*THE PROBLEM:* Reproduce exactly the lines from the one containing "Parse this screenshot: output" through the end of the listing, minus the pictures.
** start RECORDED DATA **
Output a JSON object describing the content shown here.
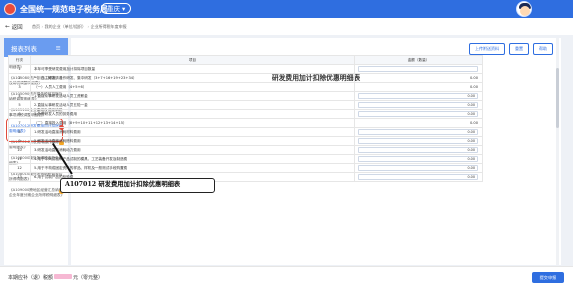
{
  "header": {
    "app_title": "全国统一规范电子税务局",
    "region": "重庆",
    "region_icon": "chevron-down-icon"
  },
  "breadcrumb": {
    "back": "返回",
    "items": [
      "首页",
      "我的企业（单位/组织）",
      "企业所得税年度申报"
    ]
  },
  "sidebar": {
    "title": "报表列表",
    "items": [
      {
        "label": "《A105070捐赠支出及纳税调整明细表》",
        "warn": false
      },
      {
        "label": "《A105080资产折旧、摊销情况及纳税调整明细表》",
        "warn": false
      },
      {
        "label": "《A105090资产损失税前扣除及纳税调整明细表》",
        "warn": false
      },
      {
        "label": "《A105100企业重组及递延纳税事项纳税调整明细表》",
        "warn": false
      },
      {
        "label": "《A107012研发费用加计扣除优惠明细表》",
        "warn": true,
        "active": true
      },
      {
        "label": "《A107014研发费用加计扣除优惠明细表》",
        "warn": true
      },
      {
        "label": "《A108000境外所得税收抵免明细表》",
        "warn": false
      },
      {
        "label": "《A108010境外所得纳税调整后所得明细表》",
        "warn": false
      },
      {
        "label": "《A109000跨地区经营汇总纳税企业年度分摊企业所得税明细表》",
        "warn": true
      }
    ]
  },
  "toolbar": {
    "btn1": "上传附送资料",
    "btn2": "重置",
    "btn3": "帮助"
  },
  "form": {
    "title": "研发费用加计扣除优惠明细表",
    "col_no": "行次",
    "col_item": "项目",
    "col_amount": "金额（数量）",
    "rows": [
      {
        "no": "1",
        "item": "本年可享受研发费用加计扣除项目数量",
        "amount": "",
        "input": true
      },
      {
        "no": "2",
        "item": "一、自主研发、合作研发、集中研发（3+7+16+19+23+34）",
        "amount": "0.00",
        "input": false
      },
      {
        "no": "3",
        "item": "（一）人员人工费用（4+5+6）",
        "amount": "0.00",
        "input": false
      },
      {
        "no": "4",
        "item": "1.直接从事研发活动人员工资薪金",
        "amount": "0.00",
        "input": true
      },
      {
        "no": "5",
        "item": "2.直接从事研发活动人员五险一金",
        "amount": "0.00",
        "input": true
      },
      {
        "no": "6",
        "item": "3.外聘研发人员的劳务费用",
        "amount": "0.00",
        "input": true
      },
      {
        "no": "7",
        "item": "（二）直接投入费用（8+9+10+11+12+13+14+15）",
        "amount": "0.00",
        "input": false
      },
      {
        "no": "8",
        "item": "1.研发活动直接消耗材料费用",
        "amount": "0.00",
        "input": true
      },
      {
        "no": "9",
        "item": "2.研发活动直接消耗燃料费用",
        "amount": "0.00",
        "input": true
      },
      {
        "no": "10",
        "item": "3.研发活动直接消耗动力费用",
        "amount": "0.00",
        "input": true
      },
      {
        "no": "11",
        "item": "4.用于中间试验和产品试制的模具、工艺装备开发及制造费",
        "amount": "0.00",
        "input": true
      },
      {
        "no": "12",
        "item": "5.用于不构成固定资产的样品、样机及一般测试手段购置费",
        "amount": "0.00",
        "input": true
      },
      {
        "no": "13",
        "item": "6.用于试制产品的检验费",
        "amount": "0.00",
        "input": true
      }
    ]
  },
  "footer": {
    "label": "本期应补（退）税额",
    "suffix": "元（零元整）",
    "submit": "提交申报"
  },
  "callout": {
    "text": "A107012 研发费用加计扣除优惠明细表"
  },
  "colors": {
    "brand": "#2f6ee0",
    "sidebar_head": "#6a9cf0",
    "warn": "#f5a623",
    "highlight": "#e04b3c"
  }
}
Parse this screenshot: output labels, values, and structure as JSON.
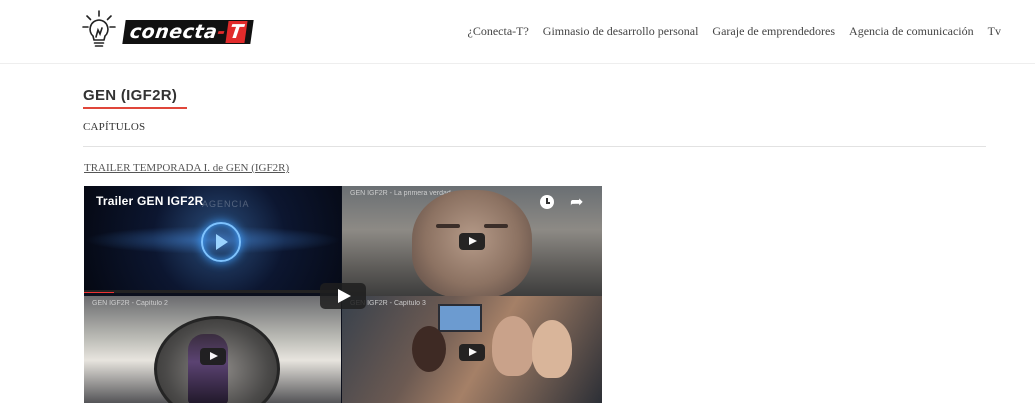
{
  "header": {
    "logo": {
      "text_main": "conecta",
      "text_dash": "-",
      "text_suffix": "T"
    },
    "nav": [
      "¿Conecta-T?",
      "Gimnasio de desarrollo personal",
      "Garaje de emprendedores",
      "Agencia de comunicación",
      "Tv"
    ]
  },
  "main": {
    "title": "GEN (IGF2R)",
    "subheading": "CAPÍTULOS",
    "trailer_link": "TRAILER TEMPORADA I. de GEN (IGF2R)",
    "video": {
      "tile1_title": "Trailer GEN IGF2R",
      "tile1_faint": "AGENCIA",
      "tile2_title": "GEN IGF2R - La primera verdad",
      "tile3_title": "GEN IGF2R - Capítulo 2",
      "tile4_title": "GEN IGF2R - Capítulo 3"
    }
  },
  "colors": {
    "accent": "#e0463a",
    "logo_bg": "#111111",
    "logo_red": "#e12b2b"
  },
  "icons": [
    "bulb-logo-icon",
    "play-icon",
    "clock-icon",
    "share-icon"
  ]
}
** end RECORDED DATA **
*FULL SOLUTION:*
Parse this screenshot: output labels, values, and structure as JSON.
{
  "header": {
    "logo": {
      "text_main": "conecta",
      "text_dash": "-",
      "text_suffix": "T"
    },
    "nav": [
      "¿Conecta-T?",
      "Gimnasio de desarrollo personal",
      "Garaje de emprendedores",
      "Agencia de comunicación",
      "Tv"
    ]
  },
  "main": {
    "title": "GEN (IGF2R)",
    "subheading": "CAPÍTULOS",
    "trailer_link": "TRAILER TEMPORADA I. de GEN (IGF2R)",
    "video": {
      "tile1_title": "Trailer GEN IGF2R",
      "tile1_faint": "AGENCIA",
      "tile2_title": "GEN IGF2R - La primera verdad",
      "tile3_title": "GEN IGF2R - Capítulo 2",
      "tile4_title": "GEN IGF2R - Capítulo 3"
    }
  },
  "colors": {
    "accent": "#e0463a",
    "logo_bg": "#111111",
    "logo_red": "#e12b2b"
  },
  "icons": [
    "bulb-logo-icon",
    "play-icon",
    "clock-icon",
    "share-icon"
  ]
}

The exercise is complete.